#### [Required task]
Pull every line with the word "może" out of the entries below.

..........

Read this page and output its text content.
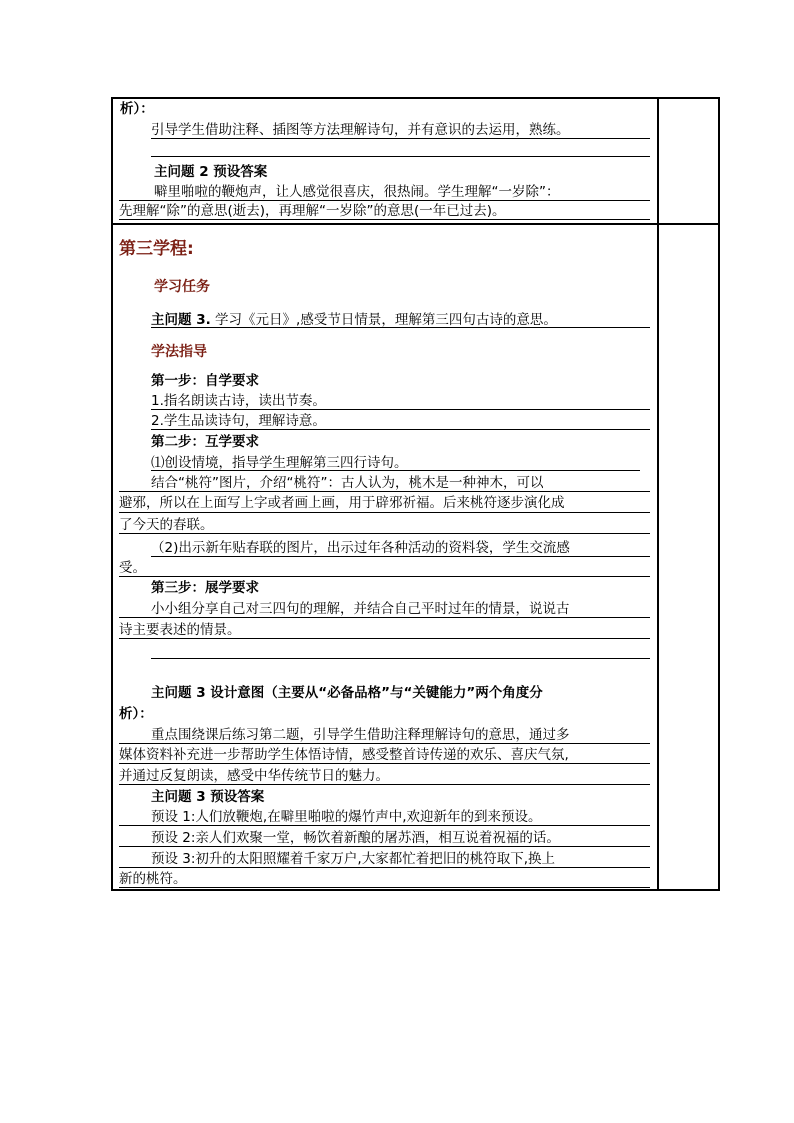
析）：
引导学生借助注释、插图等方法理解诗句，并有意识的去运用，熟练。
主问题 2 预设答案
噼里啪啦的鞭炮声，让人感觉很喜庆，很热闹。学生理解“一岁除”：
先理解“除”的意思(逝去)，再理解“一岁除”的意思(一年已过去)。
第三学程:
学习任务
主问题 3. 学习《元日》,感受节日情景，理解第三四句古诗的意思。
学法指导
第一步：自学要求
1.指名朗读古诗，读出节奏。
2.学生品读诗句，理解诗意。
第二步：互学要求
⑴创设情境，指导学生理解第三四行诗句。
结合“桃符”图片，介绍“桃符”：古人认为，桃木是一种神木，可以
避邪，所以在上面写上字或者画上画，用于辟邪祈福。后来桃符逐步演化成
了今天的春联。
（2)出示新年贴春联的图片，出示过年各种活动的资料袋，学生交流感
受。
第三步：展学要求
小小组分享自己对三四句的理解，并结合自己平时过年的情景，说说古
诗主要表述的情景。
主问题 3 设计意图（主要从“必备品格”与“关键能力”两个角度分
析）：
重点围绕课后练习第二题，引导学生借助注释理解诗句的意思，通过多
媒体资料补充进一步帮助学生体悟诗情，感受整首诗传递的欢乐、喜庆气氛,
并通过反复朗读，感受中华传统节日的魅力。
主问题 3 预设答案
预设 1:人们放鞭炮,在噼里啪啦的爆竹声中,欢迎新年的到来预设。
预设 2:亲人们欢聚一堂，畅饮着新酿的屠苏酒，相互说着祝福的话。
预设 3:初升的太阳照耀着千家万户,大家都忙着把旧的桃符取下,换上
新的桃符。
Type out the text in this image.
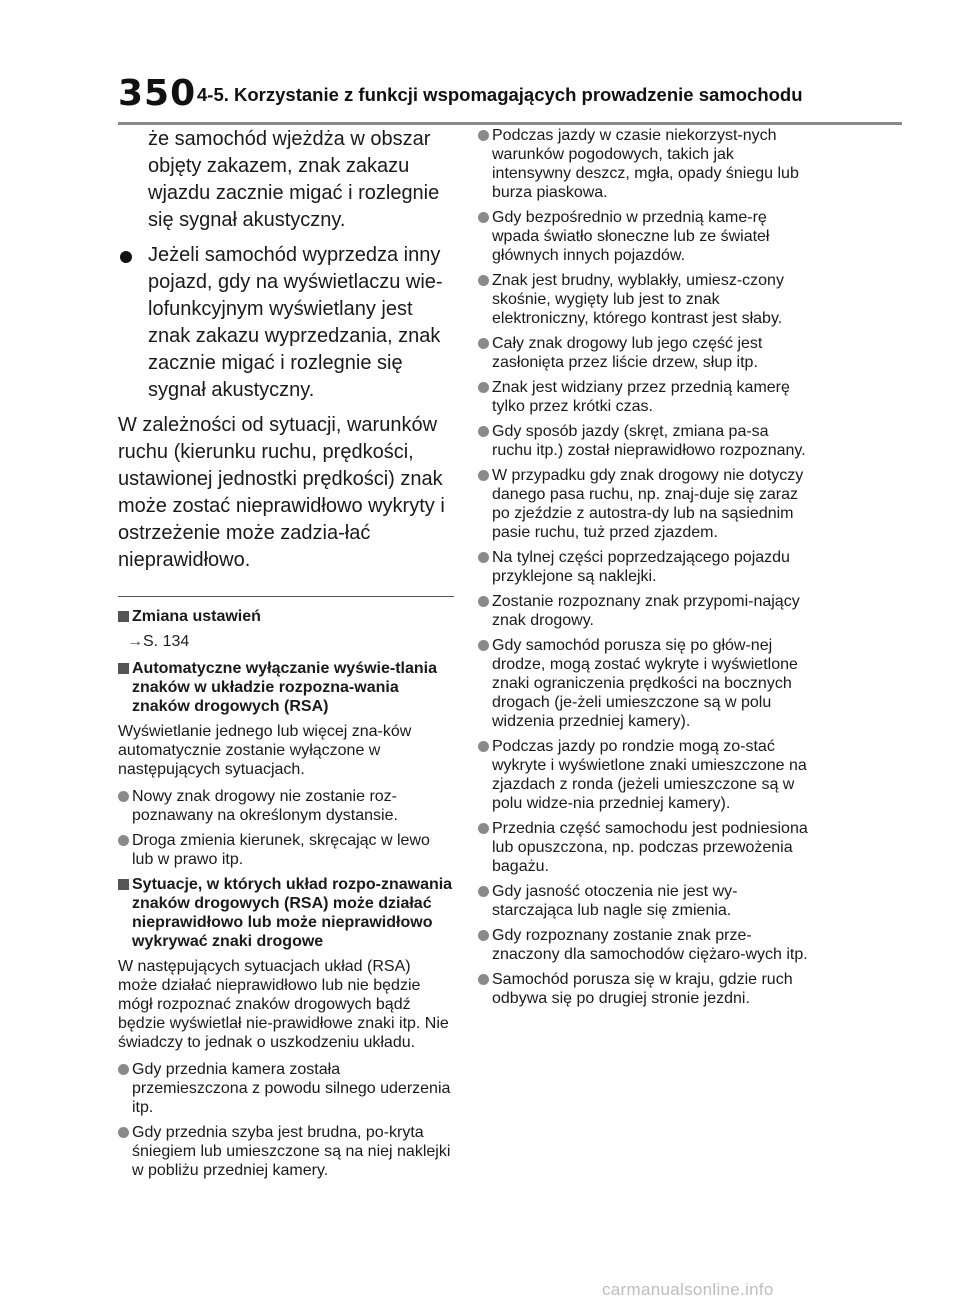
350 4-5. Korzystanie z funkcji wspomagających prowadzenie samochodu
że samochód wjeżdża w obszar objęty zakazem, znak zakazu wjazdu zacznie migać i rozlegnie się sygnał akustyczny.
Jeżeli samochód wyprzedza inny pojazd, gdy na wyświetlaczu wie-lofunkcyjnym wyświetlany jest znak zakazu wyprzedzania, znak zacznie migać i rozlegnie się sygnał akustyczny.
W zależności od sytuacji, warunków ruchu (kierunku ruchu, prędkości, ustawionej jednostki prędkości) znak może zostać nieprawidłowo wykryty i ostrzeżenie może zadzia-łać nieprawidłowo.
Zmiana ustawień
→S. 134
Automatyczne wyłączanie wyświe-tlania znaków w układzie rozpozna-wania znaków drogowych (RSA)
Wyświetlanie jednego lub więcej zna-ków automatycznie zostanie wyłączone w następujących sytuacjach.
Nowy znak drogowy nie zostanie roz-poznawany na określonym dystansie.
Droga zmienia kierunek, skręcając w lewo lub w prawo itp.
Sytuacje, w których układ rozpo-znawania znaków drogowych (RSA) może działać nieprawidłowo lub może nieprawidłowo wykrywać znaki drogowe
W następujących sytuacjach układ (RSA) może działać nieprawidłowo lub nie będzie mógł rozpoznać znaków drogowych bądź będzie wyświetlał nie-prawidłowe znaki itp. Nie świadczy to jednak o uszkodzeniu układu.
Gdy przednia kamera została przemieszczona z powodu silnego uderzenia itp.
Gdy przednia szyba jest brudna, po-kryta śniegiem lub umieszczone są na niej naklejki w pobliżu przedniej kamery.
Podczas jazdy w czasie niekorzyst-nych warunków pogodowych, takich jak intensywny deszcz, mgła, opady śniegu lub burza piaskowa.
Gdy bezpośrednio w przednią kame-rę wpada światło słoneczne lub ze świateł głównych innych pojazdów.
Znak jest brudny, wyblakły, umiesz-czony skośnie, wygięty lub jest to znak elektroniczny, którego kontrast jest słaby.
Cały znak drogowy lub jego część jest zasłonięta przez liście drzew, słup itp.
Znak jest widziany przez przednią kamerę tylko przez krótki czas.
Gdy sposób jazdy (skręt, zmiana pa-sa ruchu itp.) został nieprawidłowo rozpoznany.
W przypadku gdy znak drogowy nie dotyczy danego pasa ruchu, np. znaj-duje się zaraz po zjeździe z autostra-dy lub na sąsiednim pasie ruchu, tuż przed zjazdem.
Na tylnej części poprzedzającego pojazdu przyklejone są naklejki.
Zostanie rozpoznany znak przypomi-nający znak drogowy.
Gdy samochód porusza się po głów-nej drodze, mogą zostać wykryte i wyświetlone znaki ograniczenia prędkości na bocznych drogach (je-żeli umieszczone są w polu widzenia przedniej kamery).
Podczas jazdy po rondzie mogą zo-stać wykryte i wyświetlone znaki umieszczone na zjazdach z ronda (jeżeli umieszczone są w polu widze-nia przedniej kamery).
Przednia część samochodu jest podniesiona lub opuszczona, np. podczas przewożenia bagażu.
Gdy jasność otoczenia nie jest wy-starczająca lub nagle się zmienia.
Gdy rozpoznany zostanie znak prze-znaczony dla samochodów ciężaro-wych itp.
Samochód porusza się w kraju, gdzie ruch odbywa się po drugiej stronie jezdni.
carmanualsonline.info
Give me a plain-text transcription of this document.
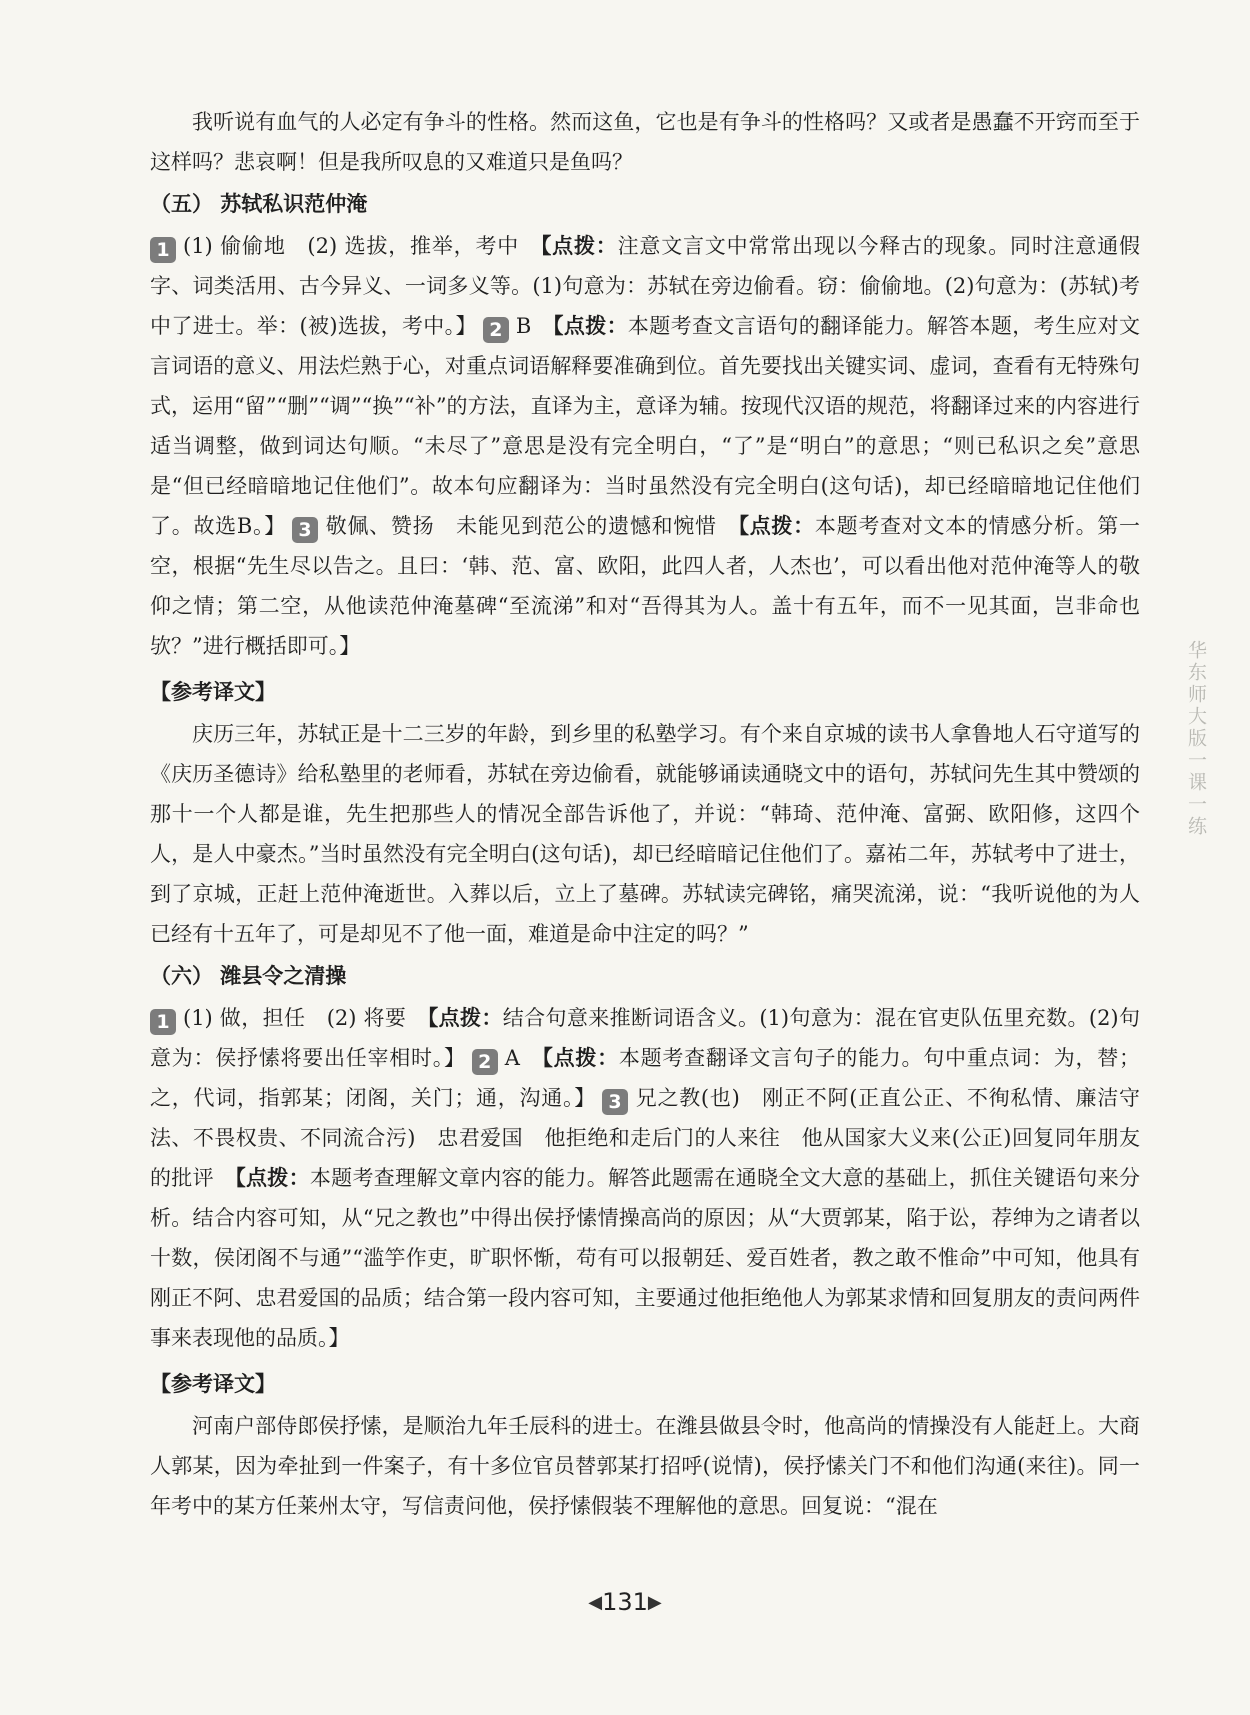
我听说有血气的人必定有争斗的性格。然而这鱼，它也是有争斗的性格吗？又或者是愚蠢不开窍而至于这样吗？悲哀啊！但是我所叹息的又难道只是鱼吗？

（五） 苏轼私识范仲淹

1 (1) 偷偷地　(2) 选拔，推举，考中　 【点拨：注意文言文中常常出现以今释古的现象。同时注意通假字、词类活用、古今异义、一词多义等。(1)句意为：苏轼在旁边偷看。窃：偷偷地。(2)句意为：(苏轼)考中了进士。举：(被)选拔，考中。】 2 B　 【点拨：本题考查文言语句的翻译能力。解答本题，考生应对文言词语的意义、用法烂熟于心，对重点词语解释要准确到位。首先要找出关键实词、虚词，查看有无特殊句式，运用“留”“删”“调”“换”“补”的方法，直译为主，意译为辅。按现代汉语的规范，将翻译过来的内容进行适当调整，做到词达句顺。“未尽了”意思是没有完全明白，“了”是“明白”的意思；“则已私识之矣”意思是“但已经暗暗地记住他们”。故本句应翻译为：当时虽然没有完全明白(这句话)，却已经暗暗地记住他们了。故选B。】 3 敬佩、赞扬　未能见到范公的遗憾和惋惜　 【点拨：本题考查对文本的情感分析。第一空，根据“先生尽以告之。且曰：‘韩、范、富、欧阳，此四人者，人杰也’，可以看出他对范仲淹等人的敬仰之情；第二空，从他读范仲淹墓碑“至流涕”和对“吾得其为人。盖十有五年，而不一见其面，岂非命也欤？”进行概括即可。】

【参考译文】

庆历三年，苏轼正是十二三岁的年龄，到乡里的私塾学习。有个来自京城的读书人拿鲁地人石守道写的《庆历圣德诗》给私塾里的老师看，苏轼在旁边偷看，就能够诵读通晓文中的语句，苏轼问先生其中赞颂的那十一个人都是谁，先生把那些人的情况全部告诉他了，并说：“韩琦、范仲淹、富弼、欧阳修，这四个人，是人中豪杰。”当时虽然没有完全明白(这句话)，却已经暗暗记住他们了。嘉祐二年，苏轼考中了进士，到了京城，正赶上范仲淹逝世。入葬以后，立上了墓碑。苏轼读完碑铭，痛哭流涕，说：“我听说他的为人已经有十五年了，可是却见不了他一面，难道是命中注定的吗？”

（六） 潍县令之清操

1 (1) 做，担任　(2) 将要　 【点拨：结合句意来推断词语含义。(1)句意为：混在官吏队伍里充数。(2)句意为：侯抒愫将要出任宰相时。】 2 A　 【点拨：本题考查翻译文言句子的能力。句中重点词：为，替；之，代词，指郭某；闭阁，关门；通，沟通。】 3 兄之教(也)　刚正不阿(正直公正、不徇私情、廉洁守法、不畏权贵、不同流合污)　忠君爱国　他拒绝和走后门的人来往　他从国家大义来(公正)回复同年朋友的批评　 【点拨：本题考查理解文章内容的能力。解答此题需在通晓全文大意的基础上，抓住关键语句来分析。结合内容可知，从“兄之教也”中得出侯抒愫情操高尚的原因；从“大贾郭某，陷于讼，荐绅为之请者以十数，侯闭阁不与通”“滥竽作吏，旷职怀惭，苟有可以报朝廷、爱百姓者，教之敢不惟命”中可知，他具有刚正不阿、忠君爱国的品质；结合第一段内容可知，主要通过他拒绝他人为郭某求情和回复朋友的责问两件事来表现他的品质。】

【参考译文】

河南户部侍郎侯抒愫，是顺治九年壬辰科的进士。在潍县做县令时，他高尚的情操没有人能赶上。大商人郭某，因为牵扯到一件案子，有十多位官员替郭某打招呼(说情)，侯抒愫关门不和他们沟通(来往)。同一年考中的某方任莱州太守，写信责问他，侯抒愫假装不理解他的意思。回复说：“混在

华东师大版一课一练
◀131▶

..........

#### [Correct output]
W zależności od sytuacji, warunków ruchu (kierunku ruchu, prędkości, ustawionej jednostki prędkości) znak może zostać nieprawidłowo wykryty i ostrzeżenie może zadzia-łać nieprawidłowo.
Sytuacje, w których układ rozpo-znawania znaków drogowych (RSA) może działać nieprawidłowo lub może nieprawidłowo wykrywać znaki drogowe
W następujących sytuacjach układ (RSA) może działać nieprawidłowo lub nie będzie mógł rozpoznać znaków drogowych bądź będzie wyświetlał nie-prawidłowe znaki itp. Nie świadczy to jednak o uszkodzeniu układu.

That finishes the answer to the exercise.